• Document extract:

------------------------------

Scottish Premiership
- Season: 2026–27
- Dates: 31 July 2026 – 16 May 2027
- Matches: 42
- Goals: 107 (2.55 per match)
- Top goalscorer: Josh Fowler (4 goals)
- Biggest home win: Heart of Midlothian 4–0 Dundee United (9 August 2026)
- Biggest away win: Kilmarnock 1–5 Celtic (9 August 2026) Kilmarnock 0–4 Dundee United (29 August 2026) Motherwell 0–4 Aberdeen (15 September 2026)
- Highest scoring: St Johnstone 4–3 Kilmarnock (2 August 2026)
- Longest winning run: Celtic (6 games)
- Longest unbeaten run: Celtic (6 games)
- Longest winless run: Falkirk Kilmarnock (5 games)
- Longest losing run: Kilmarnock (4 games)
- Highest attendance: 58,904 Celtic v Dundee 3 August 2026
- Lowest attendance: 5,024 Kilmarnock v St Mirren 2 September 2026
- Total attendance: 689,291
- Average attendance: 16,812

= 2026–27 Scottish Premiership =

130th season of top-tier football league in Scotland

The 2026–27 Scottish Premiership (known as the William Hill Premiership for sponsorship reasons) is the 14th season of the Scottish Premiership, the highest division of Scottish football, and the 130th edition overall of the top national league competition, not including one cancelled due to World War II. The season began on 31 July 2026.

Twelve teams are contesting the league: Aberdeen, Celtic, Dundee, Dundee United, Falkirk, Heart of Midlothian, Hibernian, Kilmarnock, Motherwell, Rangers, St Johnstone and St Mirren.

==Teams==
The following teams changed division after the 2025–26 season.

------------------------------

• Challenges:
1. Answer these questions using the Scottish Premiership text:
(a) On what date did the 2026–27 season begin?
(b) Which team had the longest losing run, and how many games did it last?
(c) Under what name is the league known for sponsorship reasons?
2. Please print the Scottish Premiership text between "The 2026–27 Scottish" and "and St Mirren.", inclusive.

------------------------------

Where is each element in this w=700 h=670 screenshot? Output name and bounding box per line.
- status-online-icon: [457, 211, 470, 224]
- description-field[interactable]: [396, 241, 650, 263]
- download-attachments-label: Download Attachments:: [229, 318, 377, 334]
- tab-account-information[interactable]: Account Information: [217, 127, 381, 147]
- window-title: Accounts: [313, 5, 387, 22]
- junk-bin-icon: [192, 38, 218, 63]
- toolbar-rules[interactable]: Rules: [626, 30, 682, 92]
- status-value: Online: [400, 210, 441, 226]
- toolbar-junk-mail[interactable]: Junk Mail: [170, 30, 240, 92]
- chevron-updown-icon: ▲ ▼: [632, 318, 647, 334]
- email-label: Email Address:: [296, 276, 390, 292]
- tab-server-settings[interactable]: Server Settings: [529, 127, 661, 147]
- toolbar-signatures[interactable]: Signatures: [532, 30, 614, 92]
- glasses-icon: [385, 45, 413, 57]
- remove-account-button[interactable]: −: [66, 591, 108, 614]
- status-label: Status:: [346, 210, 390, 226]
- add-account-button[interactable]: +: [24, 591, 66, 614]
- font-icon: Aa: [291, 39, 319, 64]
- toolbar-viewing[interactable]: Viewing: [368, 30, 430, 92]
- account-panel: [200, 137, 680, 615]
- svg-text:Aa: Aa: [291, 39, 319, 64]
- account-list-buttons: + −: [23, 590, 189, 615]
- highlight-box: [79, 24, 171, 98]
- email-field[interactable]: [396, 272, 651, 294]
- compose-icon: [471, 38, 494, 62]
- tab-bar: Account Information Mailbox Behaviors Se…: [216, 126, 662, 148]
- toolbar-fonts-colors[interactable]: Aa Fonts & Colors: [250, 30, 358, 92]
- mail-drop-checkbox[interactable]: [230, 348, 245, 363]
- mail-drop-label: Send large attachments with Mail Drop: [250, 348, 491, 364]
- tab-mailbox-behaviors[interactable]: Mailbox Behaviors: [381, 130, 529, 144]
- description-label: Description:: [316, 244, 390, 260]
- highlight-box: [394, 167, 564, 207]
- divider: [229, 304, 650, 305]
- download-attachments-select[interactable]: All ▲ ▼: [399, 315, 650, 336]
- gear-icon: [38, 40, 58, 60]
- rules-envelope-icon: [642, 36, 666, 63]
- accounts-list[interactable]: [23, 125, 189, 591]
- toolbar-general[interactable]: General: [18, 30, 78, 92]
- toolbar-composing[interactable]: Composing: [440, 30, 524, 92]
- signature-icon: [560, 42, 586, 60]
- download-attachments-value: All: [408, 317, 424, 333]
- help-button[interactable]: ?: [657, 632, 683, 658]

------------------------------

• Full solutions:
1.
(a) 31 July 2026
(b) Kilmarnock, 4 games
(c) The William Hill Premiership

2.
The 2026–27 Scottish Premiership (known as the William Hill Premiership for sponsorship reasons) is the 14th season of the Scottish Premiership, the highest division of Scottish football, and the 130th edition overall of the top national league competition, not including one cancelled due to World War II. The season began on 31 July 2026.

Twelve teams are contesting the league: Aberdeen, Celtic, Dundee, Dundee United, Falkirk, Heart of Midlothian, Hibernian, Kilmarnock, Motherwell, Rangers, St Johnstone and St Mirren.